• **Dataset entries**:
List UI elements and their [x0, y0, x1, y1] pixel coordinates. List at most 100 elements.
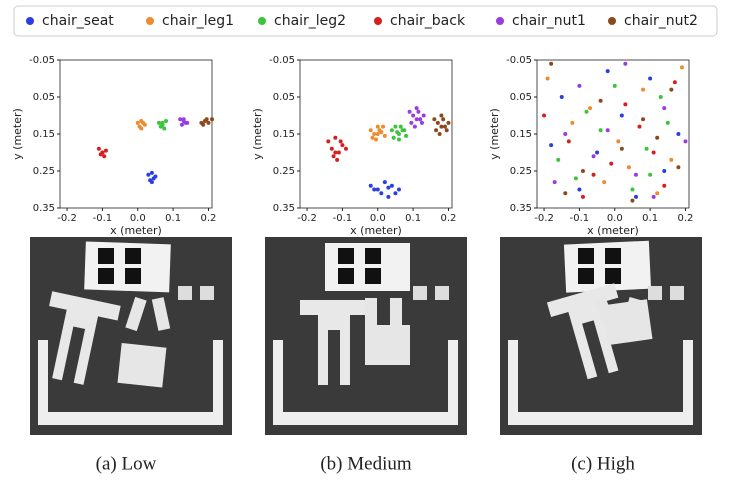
point: [395, 130, 400, 135]
y-tick-label: -0.05: [29, 55, 55, 66]
point: [391, 135, 396, 140]
point: [178, 117, 183, 122]
point: [374, 137, 378, 142]
point: [446, 120, 451, 125]
x-axis-label: x (meter): [110, 224, 162, 237]
point: [139, 126, 144, 131]
point: [181, 117, 186, 122]
point: [623, 102, 628, 107]
marker: [605, 248, 621, 264]
x-tick-label: 0.1: [165, 213, 181, 224]
point: [679, 65, 684, 70]
x-tick-label: -0.2: [57, 213, 77, 224]
point: [398, 124, 403, 129]
legend-marker: [496, 17, 504, 25]
legend-marker: [608, 17, 616, 25]
point: [672, 80, 677, 85]
point: [409, 120, 414, 125]
point: [204, 117, 209, 122]
point: [662, 106, 667, 111]
marker: [125, 248, 141, 264]
point: [591, 154, 596, 159]
point: [333, 150, 338, 155]
point: [336, 150, 341, 155]
point: [368, 183, 373, 188]
marker: [365, 268, 381, 284]
point: [641, 87, 646, 92]
point: [542, 113, 547, 118]
x-tick-label: 0.0: [607, 213, 623, 224]
point: [411, 113, 416, 118]
point: [338, 139, 343, 144]
y-tick-label: 0.25: [33, 166, 55, 177]
point: [389, 128, 394, 133]
point: [381, 124, 386, 129]
point: [439, 113, 444, 118]
y-tick-label: 0.35: [510, 203, 532, 214]
nut-part: [670, 286, 684, 300]
point: [612, 83, 617, 88]
point: [563, 191, 568, 196]
point: [372, 132, 377, 136]
point: [619, 113, 624, 118]
y-axis-label: y (meter): [251, 108, 264, 160]
point: [162, 126, 167, 131]
marker: [365, 248, 381, 264]
point: [414, 106, 419, 111]
leg-part: [390, 298, 402, 330]
nut-part: [413, 286, 427, 300]
point: [549, 61, 554, 66]
legend-label: chair_nut1: [512, 13, 586, 29]
marker: [338, 268, 354, 284]
point: [588, 106, 593, 111]
point: [552, 180, 557, 185]
y-tick-label: -0.05: [506, 55, 532, 66]
point: [375, 132, 380, 136]
x-tick-label: 0.2: [678, 213, 694, 224]
nut-part: [200, 286, 214, 300]
point: [626, 165, 631, 170]
back-part: [49, 291, 121, 385]
y-tick-label: 0.35: [273, 203, 295, 214]
caption: (b) Medium: [320, 453, 412, 474]
point: [141, 120, 146, 125]
point: [651, 150, 656, 155]
point: [333, 135, 338, 140]
nut-part: [178, 286, 192, 300]
point: [386, 185, 391, 190]
point: [570, 120, 575, 125]
point: [103, 148, 108, 153]
point: [648, 172, 653, 177]
point: [577, 187, 582, 192]
nut-part: [648, 286, 662, 300]
point: [158, 124, 163, 129]
marker: [578, 248, 594, 264]
frame-part: [508, 340, 693, 425]
leg-part: [125, 296, 147, 332]
point: [644, 146, 649, 151]
legend-label: chair_seat: [42, 13, 114, 29]
legend-marker: [258, 17, 266, 25]
legend-box: [13, 5, 718, 37]
point: [151, 176, 156, 181]
point: [100, 150, 105, 155]
point: [609, 161, 614, 166]
point: [563, 132, 568, 136]
caption: (a) Low: [96, 453, 157, 474]
point: [149, 180, 154, 185]
plot-frame: [536, 59, 690, 209]
x-tick-label: -0.1: [570, 213, 590, 224]
point: [630, 198, 635, 203]
legend-label: chair_back: [390, 13, 466, 29]
point: [96, 146, 101, 151]
y-tick-label: 0.05: [33, 92, 55, 103]
point: [651, 194, 656, 199]
point: [577, 83, 582, 88]
point: [605, 128, 610, 133]
y-tick-label: 0.05: [273, 92, 295, 103]
x-tick-label: 0.1: [642, 213, 658, 224]
point: [393, 124, 398, 129]
point: [386, 194, 391, 199]
point: [435, 120, 440, 125]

• **Stated exercise**: Retype the lines starting with the line that contains "point: [395, 130, 400, 135]" and going on through the line that contains "point: [626, 165, 631, 170]", both included, exactly as they appear.

• **Answer to this task**:
point: [395, 130, 400, 135]
y-tick-label: -0.05: [29, 55, 55, 66]
point: [391, 135, 396, 140]
point: [178, 117, 183, 122]
point: [374, 137, 378, 142]
point: [446, 120, 451, 125]
x-axis-label: x (meter): [110, 224, 162, 237]
point: [139, 126, 144, 131]
point: [181, 117, 186, 122]
point: [623, 102, 628, 107]
marker: [605, 248, 621, 264]
x-tick-label: 0.1: [165, 213, 181, 224]
point: [679, 65, 684, 70]
x-tick-label: -0.2: [57, 213, 77, 224]
point: [398, 124, 403, 129]
legend-marker: [496, 17, 504, 25]
legend-marker: [608, 17, 616, 25]
point: [672, 80, 677, 85]
point: [409, 120, 414, 125]
point: [204, 117, 209, 122]
point: [662, 106, 667, 111]
marker: [125, 248, 141, 264]
point: [591, 154, 596, 159]
point: [333, 150, 338, 155]
point: [336, 150, 341, 155]
point: [368, 183, 373, 188]
marker: [365, 268, 381, 284]
point: [641, 87, 646, 92]
point: [542, 113, 547, 118]
x-tick-label: 0.0: [607, 213, 623, 224]
point: [411, 113, 416, 118]
point: [338, 139, 343, 144]
y-tick-label: 0.25: [33, 166, 55, 177]
point: [389, 128, 394, 133]
point: [381, 124, 386, 129]
point: [439, 113, 444, 118]
y-tick-label: 0.35: [510, 203, 532, 214]
nut-part: [670, 286, 684, 300]
point: [612, 83, 617, 88]
point: [563, 191, 568, 196]
point: [372, 132, 377, 136]
point: [619, 113, 624, 118]
y-axis-label: y (meter): [251, 108, 264, 160]
point: [162, 126, 167, 131]
marker: [365, 248, 381, 264]
point: [414, 106, 419, 111]
leg-part: [390, 298, 402, 330]
nut-part: [413, 286, 427, 300]
point: [549, 61, 554, 66]
legend-label: chair_nut1: [512, 13, 586, 29]
marker: [338, 268, 354, 284]
point: [588, 106, 593, 111]
point: [552, 180, 557, 185]
y-tick-label: -0.05: [506, 55, 532, 66]
point: [375, 132, 380, 136]
x-tick-label: 0.2: [678, 213, 694, 224]
nut-part: [200, 286, 214, 300]
point: [626, 165, 631, 170]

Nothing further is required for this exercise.